▶ _Provided records_:

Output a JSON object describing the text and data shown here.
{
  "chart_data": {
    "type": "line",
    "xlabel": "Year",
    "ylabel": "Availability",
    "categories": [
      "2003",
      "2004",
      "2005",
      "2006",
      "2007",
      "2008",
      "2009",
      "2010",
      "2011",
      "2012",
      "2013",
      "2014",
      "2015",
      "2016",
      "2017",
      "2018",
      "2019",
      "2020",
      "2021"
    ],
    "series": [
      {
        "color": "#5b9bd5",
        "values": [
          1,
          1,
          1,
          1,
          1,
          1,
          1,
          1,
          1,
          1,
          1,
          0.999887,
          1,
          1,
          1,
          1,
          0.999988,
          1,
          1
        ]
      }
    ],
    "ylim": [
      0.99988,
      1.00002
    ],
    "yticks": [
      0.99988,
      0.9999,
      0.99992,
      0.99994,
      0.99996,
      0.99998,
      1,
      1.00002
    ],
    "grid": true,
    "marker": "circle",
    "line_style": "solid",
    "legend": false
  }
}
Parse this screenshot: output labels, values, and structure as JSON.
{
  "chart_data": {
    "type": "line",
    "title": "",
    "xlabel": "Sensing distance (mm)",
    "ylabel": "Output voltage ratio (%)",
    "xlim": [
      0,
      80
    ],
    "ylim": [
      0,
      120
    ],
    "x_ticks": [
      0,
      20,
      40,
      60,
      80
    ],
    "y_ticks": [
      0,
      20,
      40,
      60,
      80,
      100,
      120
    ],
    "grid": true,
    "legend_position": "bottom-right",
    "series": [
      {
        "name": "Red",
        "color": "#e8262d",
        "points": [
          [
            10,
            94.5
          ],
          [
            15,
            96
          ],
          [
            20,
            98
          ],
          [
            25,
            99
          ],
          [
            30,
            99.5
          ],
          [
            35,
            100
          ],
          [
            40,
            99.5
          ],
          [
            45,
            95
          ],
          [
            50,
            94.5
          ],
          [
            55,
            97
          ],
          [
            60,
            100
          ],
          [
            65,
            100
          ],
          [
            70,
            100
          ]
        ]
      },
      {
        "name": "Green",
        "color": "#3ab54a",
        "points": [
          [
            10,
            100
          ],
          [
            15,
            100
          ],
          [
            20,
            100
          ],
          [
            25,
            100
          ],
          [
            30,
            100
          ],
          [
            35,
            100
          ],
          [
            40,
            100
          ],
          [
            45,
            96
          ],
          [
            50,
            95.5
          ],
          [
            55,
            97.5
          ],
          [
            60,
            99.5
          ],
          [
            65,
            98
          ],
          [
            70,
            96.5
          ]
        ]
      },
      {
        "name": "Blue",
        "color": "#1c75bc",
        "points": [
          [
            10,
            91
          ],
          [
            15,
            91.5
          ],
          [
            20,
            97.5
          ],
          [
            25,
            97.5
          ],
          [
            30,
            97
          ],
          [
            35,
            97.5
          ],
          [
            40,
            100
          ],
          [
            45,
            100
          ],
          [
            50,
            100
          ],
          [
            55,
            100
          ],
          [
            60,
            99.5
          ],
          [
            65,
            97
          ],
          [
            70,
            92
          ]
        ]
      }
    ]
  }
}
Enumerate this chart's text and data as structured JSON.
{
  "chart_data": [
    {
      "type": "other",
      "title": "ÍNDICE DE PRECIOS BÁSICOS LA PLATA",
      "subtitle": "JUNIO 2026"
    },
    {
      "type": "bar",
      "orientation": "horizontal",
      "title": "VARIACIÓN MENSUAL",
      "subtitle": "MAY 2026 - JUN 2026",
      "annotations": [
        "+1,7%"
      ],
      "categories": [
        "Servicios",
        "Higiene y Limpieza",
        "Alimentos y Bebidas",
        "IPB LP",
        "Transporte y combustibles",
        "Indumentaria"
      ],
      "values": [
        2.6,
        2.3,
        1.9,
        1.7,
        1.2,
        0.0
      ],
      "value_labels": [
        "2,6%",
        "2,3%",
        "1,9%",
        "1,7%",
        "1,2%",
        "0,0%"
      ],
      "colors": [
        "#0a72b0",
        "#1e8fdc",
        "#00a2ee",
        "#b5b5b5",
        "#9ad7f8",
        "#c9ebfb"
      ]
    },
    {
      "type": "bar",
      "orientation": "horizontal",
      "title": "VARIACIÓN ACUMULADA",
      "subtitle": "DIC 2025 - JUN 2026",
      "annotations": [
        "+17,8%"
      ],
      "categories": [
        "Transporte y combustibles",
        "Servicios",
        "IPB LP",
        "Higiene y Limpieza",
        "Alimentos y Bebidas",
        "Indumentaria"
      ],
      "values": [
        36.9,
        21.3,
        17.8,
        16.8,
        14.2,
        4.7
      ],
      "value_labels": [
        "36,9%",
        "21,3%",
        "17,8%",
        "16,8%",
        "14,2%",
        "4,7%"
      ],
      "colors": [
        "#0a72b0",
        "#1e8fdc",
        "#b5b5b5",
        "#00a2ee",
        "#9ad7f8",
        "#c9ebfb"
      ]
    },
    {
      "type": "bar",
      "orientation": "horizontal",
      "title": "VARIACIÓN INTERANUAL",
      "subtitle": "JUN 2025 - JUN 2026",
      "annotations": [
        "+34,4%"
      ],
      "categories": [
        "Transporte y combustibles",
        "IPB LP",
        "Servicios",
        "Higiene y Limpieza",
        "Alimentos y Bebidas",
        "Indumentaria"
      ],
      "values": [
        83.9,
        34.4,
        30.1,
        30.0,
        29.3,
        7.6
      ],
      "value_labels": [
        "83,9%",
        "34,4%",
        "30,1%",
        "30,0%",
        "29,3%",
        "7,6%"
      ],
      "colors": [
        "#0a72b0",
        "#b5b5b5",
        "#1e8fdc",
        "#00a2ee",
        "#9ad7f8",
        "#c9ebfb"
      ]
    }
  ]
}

▶ _Requirements_: Print all of the data exactly as it was given.

▶ _Problem solution_:
Output a JSON object describing the text and data shown here.
{
  "chart_data": {
    "type": "line",
    "xlabel": "Year",
    "ylabel": "Availability",
    "categories": [
      "2003",
      "2004",
      "2005",
      "2006",
      "2007",
      "2008",
      "2009",
      "2010",
      "2011",
      "2012",
      "2013",
      "2014",
      "2015",
      "2016",
      "2017",
      "2018",
      "2019",
      "2020",
      "2021"
    ],
    "series": [
      {
        "color": "#5b9bd5",
        "values": [
          1,
          1,
          1,
          1,
          1,
          1,
          1,
          1,
          1,
          1,
          1,
          0.999887,
          1,
          1,
          1,
          1,
          0.999988,
          1,
          1
        ]
      }
    ],
    "ylim": [
      0.99988,
      1.00002
    ],
    "yticks": [
      0.99988,
      0.9999,
      0.99992,
      0.99994,
      0.99996,
      0.99998,
      1,
      1.00002
    ],
    "grid": true,
    "marker": "circle",
    "line_style": "solid",
    "legend": false
  }
}
Parse this screenshot: output labels, values, and structure as JSON.
{
  "chart_data": {
    "type": "line",
    "title": "",
    "xlabel": "Sensing distance (mm)",
    "ylabel": "Output voltage ratio (%)",
    "xlim": [
      0,
      80
    ],
    "ylim": [
      0,
      120
    ],
    "x_ticks": [
      0,
      20,
      40,
      60,
      80
    ],
    "y_ticks": [
      0,
      20,
      40,
      60,
      80,
      100,
      120
    ],
    "grid": true,
    "legend_position": "bottom-right",
    "series": [
      {
        "name": "Red",
        "color": "#e8262d",
        "points": [
          [
            10,
            94.5
          ],
          [
            15,
            96
          ],
          [
            20,
            98
          ],
          [
            25,
            99
          ],
          [
            30,
            99.5
          ],
          [
            35,
            100
          ],
          [
            40,
            99.5
          ],
          [
            45,
            95
          ],
          [
            50,
            94.5
          ],
          [
            55,
            97
          ],
          [
            60,
            100
          ],
          [
            65,
            100
          ],
          [
            70,
            100
          ]
        ]
      },
      {
        "name": "Green",
        "color": "#3ab54a",
        "points": [
          [
            10,
            100
          ],
          [
            15,
            100
          ],
          [
            20,
            100
          ],
          [
            25,
            100
          ],
          [
            30,
            100
          ],
          [
            35,
            100
          ],
          [
            40,
            100
          ],
          [
            45,
            96
          ],
          [
            50,
            95.5
          ],
          [
            55,
            97.5
          ],
          [
            60,
            99.5
          ],
          [
            65,
            98
          ],
          [
            70,
            96.5
          ]
        ]
      },
      {
        "name": "Blue",
        "color": "#1c75bc",
        "points": [
          [
            10,
            91
          ],
          [
            15,
            91.5
          ],
          [
            20,
            97.5
          ],
          [
            25,
            97.5
          ],
          [
            30,
            97
          ],
          [
            35,
            97.5
          ],
          [
            40,
            100
          ],
          [
            45,
            100
          ],
          [
            50,
            100
          ],
          [
            55,
            100
          ],
          [
            60,
            99.5
          ],
          [
            65,
            97
          ],
          [
            70,
            92
          ]
        ]
      }
    ]
  }
}
Enumerate this chart's text and data as structured JSON.
{
  "chart_data": [
    {
      "type": "other",
      "title": "ÍNDICE DE PRECIOS BÁSICOS LA PLATA",
      "subtitle": "JUNIO 2026"
    },
    {
      "type": "bar",
      "orientation": "horizontal",
      "title": "VARIACIÓN MENSUAL",
      "subtitle": "MAY 2026 - JUN 2026",
      "annotations": [
        "+1,7%"
      ],
      "categories": [
        "Servicios",
        "Higiene y Limpieza",
        "Alimentos y Bebidas",
        "IPB LP",
        "Transporte y combustibles",
        "Indumentaria"
      ],
      "values": [
        2.6,
        2.3,
        1.9,
        1.7,
        1.2,
        0.0
      ],
      "value_labels": [
        "2,6%",
        "2,3%",
        "1,9%",
        "1,7%",
        "1,2%",
        "0,0%"
      ],
      "colors": [
        "#0a72b0",
        "#1e8fdc",
        "#00a2ee",
        "#b5b5b5",
        "#9ad7f8",
        "#c9ebfb"
      ]
    },
    {
      "type": "bar",
      "orientation": "horizontal",
      "title": "VARIACIÓN ACUMULADA",
      "subtitle": "DIC 2025 - JUN 2026",
      "annotations": [
        "+17,8%"
      ],
      "categories": [
        "Transporte y combustibles",
        "Servicios",
        "IPB LP",
        "Higiene y Limpieza",
        "Alimentos y Bebidas",
        "Indumentaria"
      ],
      "values": [
        36.9,
        21.3,
        17.8,
        16.8,
        14.2,
        4.7
      ],
      "value_labels": [
        "36,9%",
        "21,3%",
        "17,8%",
        "16,8%",
        "14,2%",
        "4,7%"
      ],
      "colors": [
        "#0a72b0",
        "#1e8fdc",
        "#b5b5b5",
        "#00a2ee",
        "#9ad7f8",
        "#c9ebfb"
      ]
    },
    {
      "type": "bar",
      "orientation": "horizontal",
      "title": "VARIACIÓN INTERANUAL",
      "subtitle": "JUN 2025 - JUN 2026",
      "annotations": [
        "+34,4%"
      ],
      "categories": [
        "Transporte y combustibles",
        "IPB LP",
        "Servicios",
        "Higiene y Limpieza",
        "Alimentos y Bebidas",
        "Indumentaria"
      ],
      "values": [
        83.9,
        34.4,
        30.1,
        30.0,
        29.3,
        7.6
      ],
      "value_labels": [
        "83,9%",
        "34,4%",
        "30,1%",
        "30,0%",
        "29,3%",
        "7,6%"
      ],
      "colors": [
        "#0a72b0",
        "#b5b5b5",
        "#1e8fdc",
        "#00a2ee",
        "#9ad7f8",
        "#c9ebfb"
      ]
    }
  ]
}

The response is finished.